*READING PASSAGE:*
-*-

This was when I faced a little bit reality check: Usually a customer came and told me that my application was too slow to load a page or to serve a request and that I needed to make it faster. No problem then! Let fire up my favorite profiler tools to find out some stupid SQL queries or backend code or JavaScript. At the end of the day, code did run faster and the customer was happy.

The problem of all the above cases is that they produced an illusion about performance capacity of my applications as well as my skills. As it turned out, I had absolutely no evidence to prove that performance of my application was good (and in fact, more often than not it sucked). The third case, while had some output value to my customers, was actually very limited because it worked just for those customers in some specific condition. One unfortunate aspect of cases like this is that it creates an illusion about performance capacity of my applications as well as my skills. I have seen many developers, including myself, who designed and claimed to have “high-performance and scalable” systems but only took this kind of performance criteria into account.

Don’t get me wrong. I knew that sometimes perceptions are more important than numbers/metrics and that there is something called perceptual speed index. However, I believe that it is even a higher level of performance because it requires that both metrics and perceptions must be good and thus I consider it out of the scope of this post.

4. The ugly truth or SLAs

In the context of this blog post, I will focus on SLAs that are relevant to performance of web applications. SLA stands for “Service Level Agreement” which defines (again, in the context of this blog post) in exact numbers the level of performance that your applications must satisfy. In my opinion, the rule of thumb when it comes to performance is that you must always work with numbers. For example, do not say “my application is very fast” but say “my application is very fast because it can serve all requests in under 10ms”. The 3 most popular SLAs are: Availability: While availability is not a pure SLA for performance, I mention it here because what is the point of having a high performance application that is not available to use?

Availability 99.9%
Availability 99%

For instance, a week has 10080 minutes which means if SLA is 99.9% I will have 10 minutes down time/week for maintenance or upgrade. I gotta do it quickly!


I learned about the definitions for all concepts below from Why building highly scalable applications is hard It is the best article about writing highly scalable software I have ever read and I just can’t recommend it highly enough.

-*-

*PROVIDED RECORDS:*
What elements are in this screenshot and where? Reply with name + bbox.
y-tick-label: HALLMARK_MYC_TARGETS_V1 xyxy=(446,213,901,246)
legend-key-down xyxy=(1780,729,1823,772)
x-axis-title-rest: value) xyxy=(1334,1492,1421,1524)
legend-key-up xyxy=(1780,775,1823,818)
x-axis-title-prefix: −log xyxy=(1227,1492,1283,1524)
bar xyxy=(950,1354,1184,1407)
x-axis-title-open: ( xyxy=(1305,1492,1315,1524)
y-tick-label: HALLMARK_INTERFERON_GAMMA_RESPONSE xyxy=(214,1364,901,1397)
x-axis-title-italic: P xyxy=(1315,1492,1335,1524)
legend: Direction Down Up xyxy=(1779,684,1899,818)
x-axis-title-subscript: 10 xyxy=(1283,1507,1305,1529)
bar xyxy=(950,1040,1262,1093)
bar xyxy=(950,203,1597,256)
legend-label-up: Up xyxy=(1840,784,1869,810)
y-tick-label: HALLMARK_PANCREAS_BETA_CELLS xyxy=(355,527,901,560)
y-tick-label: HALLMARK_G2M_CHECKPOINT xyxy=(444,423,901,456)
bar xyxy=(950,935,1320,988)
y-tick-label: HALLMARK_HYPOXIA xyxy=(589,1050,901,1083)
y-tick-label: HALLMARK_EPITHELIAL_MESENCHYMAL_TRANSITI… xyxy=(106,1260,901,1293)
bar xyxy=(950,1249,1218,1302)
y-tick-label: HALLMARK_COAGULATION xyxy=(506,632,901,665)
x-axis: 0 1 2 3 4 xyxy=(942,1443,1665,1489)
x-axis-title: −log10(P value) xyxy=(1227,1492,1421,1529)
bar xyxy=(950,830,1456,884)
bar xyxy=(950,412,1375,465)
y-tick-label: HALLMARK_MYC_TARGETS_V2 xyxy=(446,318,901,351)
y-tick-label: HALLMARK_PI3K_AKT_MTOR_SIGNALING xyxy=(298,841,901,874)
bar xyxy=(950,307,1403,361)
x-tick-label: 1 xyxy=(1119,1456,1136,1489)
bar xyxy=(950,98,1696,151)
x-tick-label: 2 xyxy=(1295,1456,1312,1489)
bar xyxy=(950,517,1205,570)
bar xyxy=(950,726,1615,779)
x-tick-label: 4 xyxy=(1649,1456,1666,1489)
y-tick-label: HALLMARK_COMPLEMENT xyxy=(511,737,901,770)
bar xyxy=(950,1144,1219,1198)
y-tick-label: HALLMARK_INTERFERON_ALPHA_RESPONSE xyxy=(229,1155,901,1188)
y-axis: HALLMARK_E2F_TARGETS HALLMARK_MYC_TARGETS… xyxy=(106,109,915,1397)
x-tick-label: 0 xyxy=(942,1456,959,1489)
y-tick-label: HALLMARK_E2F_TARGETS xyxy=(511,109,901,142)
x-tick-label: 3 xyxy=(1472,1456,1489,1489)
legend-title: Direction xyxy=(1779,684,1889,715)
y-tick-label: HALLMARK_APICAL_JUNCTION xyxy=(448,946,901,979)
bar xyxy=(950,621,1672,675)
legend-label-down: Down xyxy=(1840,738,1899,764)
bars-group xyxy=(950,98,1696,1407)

-*-

*EXERCISES TO COMPLETE:*
1. In the post on application performance, how much downtime per week does a 99.9% availability SLA allow?
2. Write a continuation of the post on application performance, picking up right after its last sentence.

*EXPECTED RESULTS:*
1. 10 minutes per week.

2.
Throughput is a measure of the rate that work can be completed and is measured in operations per second.

System Throughput Throughput
User account page 100 users/second/node 280 users/second/3 nodes
GET a single user via RESTful API 200 requests/second/node 550 requests/second/3 nodes

The numbers are straightforward: for every 1000 API requests, at least 999 of them must be served within 800ms.


Latency is a measure of how long it takes an operation to complete and is normally measured in seconds.

System Response time Percentage Response time Percentage
User account page 1000ms 90% 2000ms 99.9%
GET a single user via RESTful API 500ms 90% 800ms 99.9%


Concurrency is the number of operations that are being processed at any moment. Concurrency = Latency x Throughput.

So if latency of a GET request is 0.5s and my application can serve 200 requests/second, its concurrency is 0.5 * 200 = 100 concurrent active requests.

Taking all the above into account, my application must be able to:

  • GET user requests/second/node.
  • Serve 200 GET user requests/second/node and each request must take maximum 800ms.
  • Serve 200 GET user requests/second/node and each request must take maximum 800ms during a long period of time without any hiccup: 24 hours or 24/7.
  • Serve 200 GET user requests/second/node and each request must take maximum 2000ms during a long period of time without any hiccup: 24 hours straight or 24/7 when your database has 100.000 users.

As a side note, all SLAs should be defined with a minimum requirements for hardware configurations. By the time of this writing, a popular server may sport 8 cores with 8-16GB memory. For systems that need other hardware such as database servers, you should define minimum configurations for them too.